Goal
Lines that contain "ลงทะเบ" are to be counted; give only their number.

(Collected data)
■ ■ ■ ■

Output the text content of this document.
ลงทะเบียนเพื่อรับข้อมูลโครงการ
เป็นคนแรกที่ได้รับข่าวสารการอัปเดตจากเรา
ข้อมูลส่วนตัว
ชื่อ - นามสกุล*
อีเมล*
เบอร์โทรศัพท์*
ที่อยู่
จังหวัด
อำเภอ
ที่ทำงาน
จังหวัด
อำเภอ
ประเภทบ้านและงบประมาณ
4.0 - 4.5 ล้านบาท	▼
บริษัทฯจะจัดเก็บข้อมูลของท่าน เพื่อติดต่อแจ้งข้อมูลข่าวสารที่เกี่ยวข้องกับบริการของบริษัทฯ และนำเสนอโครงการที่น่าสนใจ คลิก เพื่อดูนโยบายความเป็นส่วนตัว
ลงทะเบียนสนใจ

■ ■ ■ ■

Problem solution
2